Task description ▸ List the lines of this listing that hold the word "procedure".

Dataset rows about figures ▸
----------------

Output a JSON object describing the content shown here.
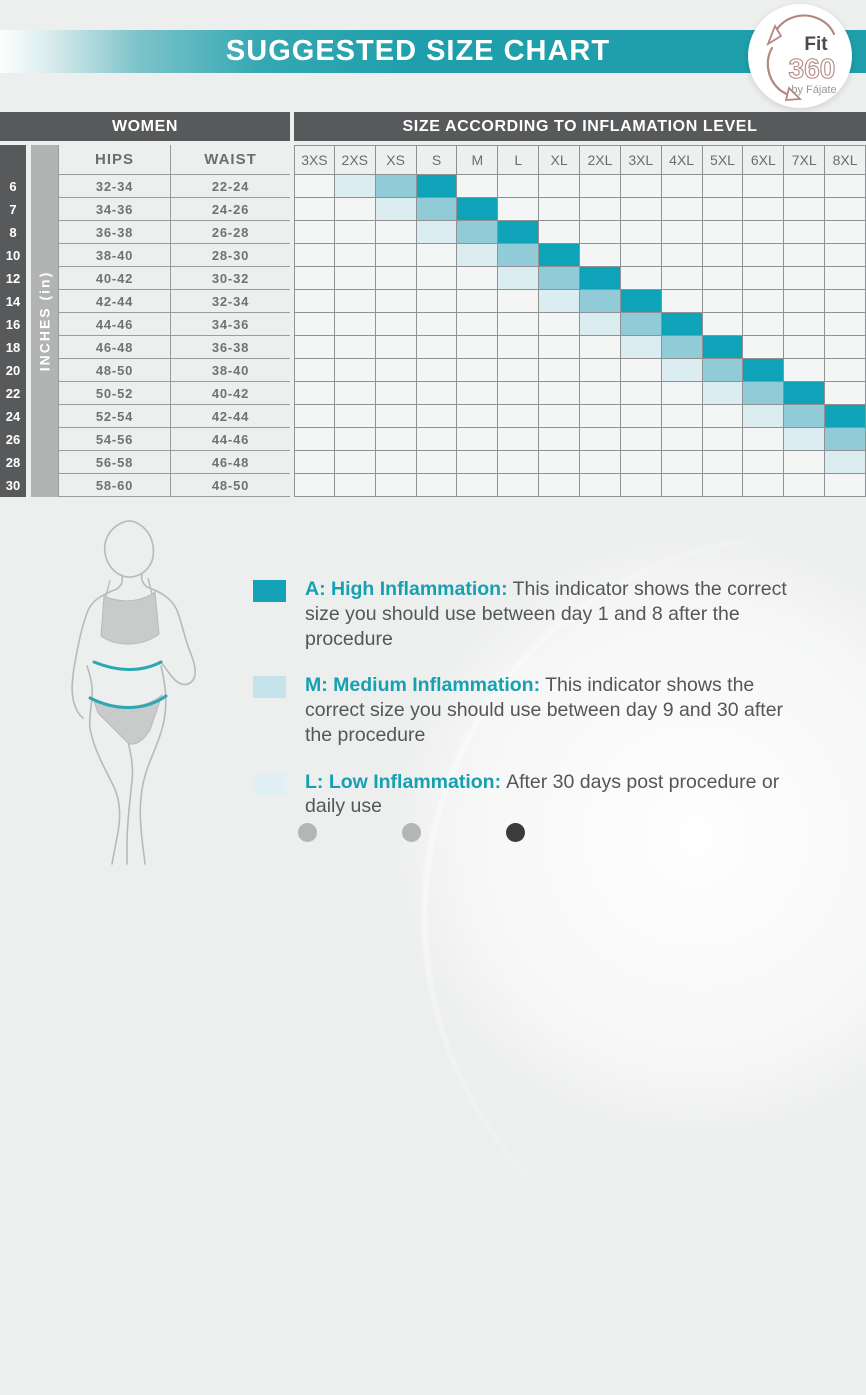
{
  "header": {
    "title": "SUGGESTED SIZE CHART"
  },
  "logo": {
    "line1": "Fit",
    "line2": "360",
    "line3": "by Fájate"
  },
  "table": {
    "group_headers": {
      "women": "WOMEN",
      "sizes": "SIZE ACCORDING TO INFLAMATION LEVEL"
    },
    "axis_label": "INCHES (in)",
    "hips_header": "HIPS",
    "waist_header": "WAIST"
  },
  "chart_data": {
    "type": "heatmap",
    "title": "SUGGESTED SIZE CHART",
    "x_categories": [
      "3XS",
      "2XS",
      "XS",
      "S",
      "M",
      "L",
      "XL",
      "2XL",
      "3XL",
      "4XL",
      "5XL",
      "6XL",
      "7XL",
      "8XL"
    ],
    "y_categories": [
      "6",
      "7",
      "8",
      "10",
      "12",
      "14",
      "16",
      "18",
      "20",
      "22",
      "24",
      "26",
      "28",
      "30"
    ],
    "y_axis_label": "INCHES (in)",
    "levels_legend": {
      "A": "High Inflammation",
      "M": "Medium Inflammation",
      "L": "Low Inflammation"
    },
    "rows": [
      {
        "inches": "6",
        "hips": "32-34",
        "waist": "22-24",
        "levels": {
          "2XS": "L",
          "XS": "M",
          "S": "A"
        }
      },
      {
        "inches": "7",
        "hips": "34-36",
        "waist": "24-26",
        "levels": {
          "XS": "L",
          "S": "M",
          "M": "A"
        }
      },
      {
        "inches": "8",
        "hips": "36-38",
        "waist": "26-28",
        "levels": {
          "S": "L",
          "M": "M",
          "L": "A"
        }
      },
      {
        "inches": "10",
        "hips": "38-40",
        "waist": "28-30",
        "levels": {
          "M": "L",
          "L": "M",
          "XL": "A"
        }
      },
      {
        "inches": "12",
        "hips": "40-42",
        "waist": "30-32",
        "levels": {
          "L": "L",
          "XL": "M",
          "2XL": "A"
        }
      },
      {
        "inches": "14",
        "hips": "42-44",
        "waist": "32-34",
        "levels": {
          "XL": "L",
          "2XL": "M",
          "3XL": "A"
        }
      },
      {
        "inches": "16",
        "hips": "44-46",
        "waist": "34-36",
        "levels": {
          "2XL": "L",
          "3XL": "M",
          "4XL": "A"
        }
      },
      {
        "inches": "18",
        "hips": "46-48",
        "waist": "36-38",
        "levels": {
          "3XL": "L",
          "4XL": "M",
          "5XL": "A"
        }
      },
      {
        "inches": "20",
        "hips": "48-50",
        "waist": "38-40",
        "levels": {
          "4XL": "L",
          "5XL": "M",
          "6XL": "A"
        }
      },
      {
        "inches": "22",
        "hips": "50-52",
        "waist": "40-42",
        "levels": {
          "5XL": "L",
          "6XL": "M",
          "7XL": "A"
        }
      },
      {
        "inches": "24",
        "hips": "52-54",
        "waist": "42-44",
        "levels": {
          "6XL": "L",
          "7XL": "M",
          "8XL": "A"
        }
      },
      {
        "inches": "26",
        "hips": "54-56",
        "waist": "44-46",
        "levels": {
          "7XL": "L",
          "8XL": "M"
        }
      },
      {
        "inches": "28",
        "hips": "56-58",
        "waist": "46-48",
        "levels": {
          "8XL": "L"
        }
      },
      {
        "inches": "30",
        "hips": "58-60",
        "waist": "48-50",
        "levels": {}
      }
    ]
  },
  "legend": {
    "items": [
      {
        "label": "A: High Inflammation:",
        "text": "This indicator shows the correct size you should use between day 1 and 8 after the procedure"
      },
      {
        "label": "M: Medium Inflammation:",
        "text": "This indicator shows the correct size you should use between day 9 and 30 after the procedure"
      },
      {
        "label": "L: Low Inflammation:",
        "text": "After 30 days post procedure or daily use"
      }
    ]
  },
  "carousel": {
    "dots": 3,
    "active_index": 2
  },
  "colors": {
    "teal": "#1e9fab",
    "bar_gray": "#58595b",
    "grid_line": "#8f9192",
    "cell_bg": "#f3f6f5",
    "level_high": "#0ea3b8",
    "level_medium": "#90cbd7",
    "level_low": "#dbedf1",
    "legend_high": "#14a3b6",
    "legend_medium": "#c5e3ea",
    "legend_low": "#e0f0f4",
    "legend_teal": "#16a0b2",
    "logo_accent": "#b28880",
    "dot_inactive": "#b4b6b5",
    "dot_active": "#3a3b3c"
  }
}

----------------

Written response ▸
        "text": "This indicator shows the correct size you should use between day 1 and 8 after the procedure"
        "text": "This indicator shows the correct size you should use between day 9 and 30 after the procedure"
        "text": "After 30 days post procedure or daily use"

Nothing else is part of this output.